Given request
All material below is to be reproduced exactly.

Available data
= = = = =

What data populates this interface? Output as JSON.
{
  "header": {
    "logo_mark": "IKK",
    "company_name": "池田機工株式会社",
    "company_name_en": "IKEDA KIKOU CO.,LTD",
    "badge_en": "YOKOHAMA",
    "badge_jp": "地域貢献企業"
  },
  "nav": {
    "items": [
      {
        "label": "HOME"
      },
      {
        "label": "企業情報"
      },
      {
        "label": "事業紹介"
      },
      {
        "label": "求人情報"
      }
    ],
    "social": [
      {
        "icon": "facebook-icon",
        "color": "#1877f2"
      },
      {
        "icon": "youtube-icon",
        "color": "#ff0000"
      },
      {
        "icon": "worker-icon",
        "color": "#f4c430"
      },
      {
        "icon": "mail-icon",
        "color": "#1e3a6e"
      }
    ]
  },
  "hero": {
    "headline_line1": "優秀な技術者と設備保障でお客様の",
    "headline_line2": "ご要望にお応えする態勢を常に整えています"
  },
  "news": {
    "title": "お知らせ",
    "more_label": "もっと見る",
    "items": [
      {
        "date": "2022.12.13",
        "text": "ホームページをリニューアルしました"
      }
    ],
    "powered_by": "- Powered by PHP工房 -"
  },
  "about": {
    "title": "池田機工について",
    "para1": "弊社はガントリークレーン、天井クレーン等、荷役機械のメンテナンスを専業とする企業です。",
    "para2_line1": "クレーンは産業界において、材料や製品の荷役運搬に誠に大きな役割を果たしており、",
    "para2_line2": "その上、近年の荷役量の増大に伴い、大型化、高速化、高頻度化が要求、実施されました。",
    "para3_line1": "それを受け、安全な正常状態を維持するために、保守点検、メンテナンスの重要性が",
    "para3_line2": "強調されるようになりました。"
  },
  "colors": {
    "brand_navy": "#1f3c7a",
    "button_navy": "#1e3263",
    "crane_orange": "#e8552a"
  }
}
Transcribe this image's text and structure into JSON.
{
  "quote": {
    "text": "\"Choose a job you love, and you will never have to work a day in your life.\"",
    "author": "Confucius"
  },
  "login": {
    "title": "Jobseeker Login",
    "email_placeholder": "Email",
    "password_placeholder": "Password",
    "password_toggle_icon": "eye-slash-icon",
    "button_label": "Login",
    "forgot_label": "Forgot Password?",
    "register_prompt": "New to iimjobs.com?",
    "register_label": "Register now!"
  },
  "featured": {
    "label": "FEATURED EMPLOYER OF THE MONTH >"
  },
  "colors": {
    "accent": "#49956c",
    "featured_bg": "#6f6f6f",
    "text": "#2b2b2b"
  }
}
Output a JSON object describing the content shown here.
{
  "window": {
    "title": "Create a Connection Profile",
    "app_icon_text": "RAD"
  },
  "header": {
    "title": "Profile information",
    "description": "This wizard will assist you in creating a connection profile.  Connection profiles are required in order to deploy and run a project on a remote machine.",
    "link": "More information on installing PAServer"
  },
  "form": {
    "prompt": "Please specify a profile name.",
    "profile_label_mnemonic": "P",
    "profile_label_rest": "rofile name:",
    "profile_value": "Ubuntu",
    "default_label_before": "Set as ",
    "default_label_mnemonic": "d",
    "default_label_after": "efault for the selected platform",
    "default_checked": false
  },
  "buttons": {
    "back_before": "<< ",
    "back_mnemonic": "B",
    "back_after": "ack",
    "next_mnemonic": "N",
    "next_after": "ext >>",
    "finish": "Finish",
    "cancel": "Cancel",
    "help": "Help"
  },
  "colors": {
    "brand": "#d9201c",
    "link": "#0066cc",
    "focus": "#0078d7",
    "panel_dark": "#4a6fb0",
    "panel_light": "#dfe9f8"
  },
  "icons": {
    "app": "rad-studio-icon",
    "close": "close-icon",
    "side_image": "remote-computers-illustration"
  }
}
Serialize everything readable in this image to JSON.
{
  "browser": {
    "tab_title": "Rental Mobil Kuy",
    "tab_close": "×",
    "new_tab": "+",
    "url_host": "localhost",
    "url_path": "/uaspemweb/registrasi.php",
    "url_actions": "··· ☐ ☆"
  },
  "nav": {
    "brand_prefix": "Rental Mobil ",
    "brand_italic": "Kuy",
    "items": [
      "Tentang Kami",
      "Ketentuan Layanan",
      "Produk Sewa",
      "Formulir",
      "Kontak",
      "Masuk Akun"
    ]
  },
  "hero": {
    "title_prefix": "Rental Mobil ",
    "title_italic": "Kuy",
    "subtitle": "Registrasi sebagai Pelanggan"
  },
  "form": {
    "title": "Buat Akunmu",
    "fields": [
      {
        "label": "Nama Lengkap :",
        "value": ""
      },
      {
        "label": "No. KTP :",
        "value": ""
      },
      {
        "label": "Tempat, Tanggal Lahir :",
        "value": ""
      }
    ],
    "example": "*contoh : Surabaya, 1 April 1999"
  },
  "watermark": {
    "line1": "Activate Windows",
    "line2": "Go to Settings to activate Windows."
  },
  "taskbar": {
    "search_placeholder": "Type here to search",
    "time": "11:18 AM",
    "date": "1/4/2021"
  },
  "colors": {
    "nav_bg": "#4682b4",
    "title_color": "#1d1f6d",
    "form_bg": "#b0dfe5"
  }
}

= = = = =

Solved exercise
What data populates this interface? Output as JSON.
{
  "header": {
    "logo_mark": "IKK",
    "company_name": "池田機工株式会社",
    "company_name_en": "IKEDA KIKOU CO.,LTD",
    "badge_en": "YOKOHAMA",
    "badge_jp": "地域貢献企業"
  },
  "nav": {
    "items": [
      {
        "label": "HOME"
      },
      {
        "label": "企業情報"
      },
      {
        "label": "事業紹介"
      },
      {
        "label": "求人情報"
      }
    ],
    "social": [
      {
        "icon": "facebook-icon",
        "color": "#1877f2"
      },
      {
        "icon": "youtube-icon",
        "color": "#ff0000"
      },
      {
        "icon": "worker-icon",
        "color": "#f4c430"
      },
      {
        "icon": "mail-icon",
        "color": "#1e3a6e"
      }
    ]
  },
  "hero": {
    "headline_line1": "優秀な技術者と設備保障でお客様の",
    "headline_line2": "ご要望にお応えする態勢を常に整えています"
  },
  "news": {
    "title": "お知らせ",
    "more_label": "もっと見る",
    "items": [
      {
        "date": "2022.12.13",
        "text": "ホームページをリニューアルしました"
      }
    ],
    "powered_by": "- Powered by PHP工房 -"
  },
  "about": {
    "title": "池田機工について",
    "para1": "弊社はガントリークレーン、天井クレーン等、荷役機械のメンテナンスを専業とする企業です。",
    "para2_line1": "クレーンは産業界において、材料や製品の荷役運搬に誠に大きな役割を果たしており、",
    "para2_line2": "その上、近年の荷役量の増大に伴い、大型化、高速化、高頻度化が要求、実施されました。",
    "para3_line1": "それを受け、安全な正常状態を維持するために、保守点検、メンテナンスの重要性が",
    "para3_line2": "強調されるようになりました。"
  },
  "colors": {
    "brand_navy": "#1f3c7a",
    "button_navy": "#1e3263",
    "crane_orange": "#e8552a"
  }
}
Transcribe this image's text and structure into JSON.
{
  "quote": {
    "text": "\"Choose a job you love, and you will never have to work a day in your life.\"",
    "author": "Confucius"
  },
  "login": {
    "title": "Jobseeker Login",
    "email_placeholder": "Email",
    "password_placeholder": "Password",
    "password_toggle_icon": "eye-slash-icon",
    "button_label": "Login",
    "forgot_label": "Forgot Password?",
    "register_prompt": "New to iimjobs.com?",
    "register_label": "Register now!"
  },
  "featured": {
    "label": "FEATURED EMPLOYER OF THE MONTH >"
  },
  "colors": {
    "accent": "#49956c",
    "featured_bg": "#6f6f6f",
    "text": "#2b2b2b"
  }
}
Output a JSON object describing the content shown here.
{
  "window": {
    "title": "Create a Connection Profile",
    "app_icon_text": "RAD"
  },
  "header": {
    "title": "Profile information",
    "description": "This wizard will assist you in creating a connection profile.  Connection profiles are required in order to deploy and run a project on a remote machine.",
    "link": "More information on installing PAServer"
  },
  "form": {
    "prompt": "Please specify a profile name.",
    "profile_label_mnemonic": "P",
    "profile_label_rest": "rofile name:",
    "profile_value": "Ubuntu",
    "default_label_before": "Set as ",
    "default_label_mnemonic": "d",
    "default_label_after": "efault for the selected platform",
    "default_checked": false
  },
  "buttons": {
    "back_before": "<< ",
    "back_mnemonic": "B",
    "back_after": "ack",
    "next_mnemonic": "N",
    "next_after": "ext >>",
    "finish": "Finish",
    "cancel": "Cancel",
    "help": "Help"
  },
  "colors": {
    "brand": "#d9201c",
    "link": "#0066cc",
    "focus": "#0078d7",
    "panel_dark": "#4a6fb0",
    "panel_light": "#dfe9f8"
  },
  "icons": {
    "app": "rad-studio-icon",
    "close": "close-icon",
    "side_image": "remote-computers-illustration"
  }
}
Serialize everything readable in this image to JSON.
{
  "browser": {
    "tab_title": "Rental Mobil Kuy",
    "tab_close": "×",
    "new_tab": "+",
    "url_host": "localhost",
    "url_path": "/uaspemweb/registrasi.php",
    "url_actions": "··· ☐ ☆"
  },
  "nav": {
    "brand_prefix": "Rental Mobil ",
    "brand_italic": "Kuy",
    "items": [
      "Tentang Kami",
      "Ketentuan Layanan",
      "Produk Sewa",
      "Formulir",
      "Kontak",
      "Masuk Akun"
    ]
  },
  "hero": {
    "title_prefix": "Rental Mobil ",
    "title_italic": "Kuy",
    "subtitle": "Registrasi sebagai Pelanggan"
  },
  "form": {
    "title": "Buat Akunmu",
    "fields": [
      {
        "label": "Nama Lengkap :",
        "value": ""
      },
      {
        "label": "No. KTP :",
        "value": ""
      },
      {
        "label": "Tempat, Tanggal Lahir :",
        "value": ""
      }
    ],
    "example": "*contoh : Surabaya, 1 April 1999"
  },
  "watermark": {
    "line1": "Activate Windows",
    "line2": "Go to Settings to activate Windows."
  },
  "taskbar": {
    "search_placeholder": "Type here to search",
    "time": "11:18 AM",
    "date": "1/4/2021"
  },
  "colors": {
    "nav_bg": "#4682b4",
    "title_color": "#1d1f6d",
    "form_bg": "#b0dfe5"
  }
}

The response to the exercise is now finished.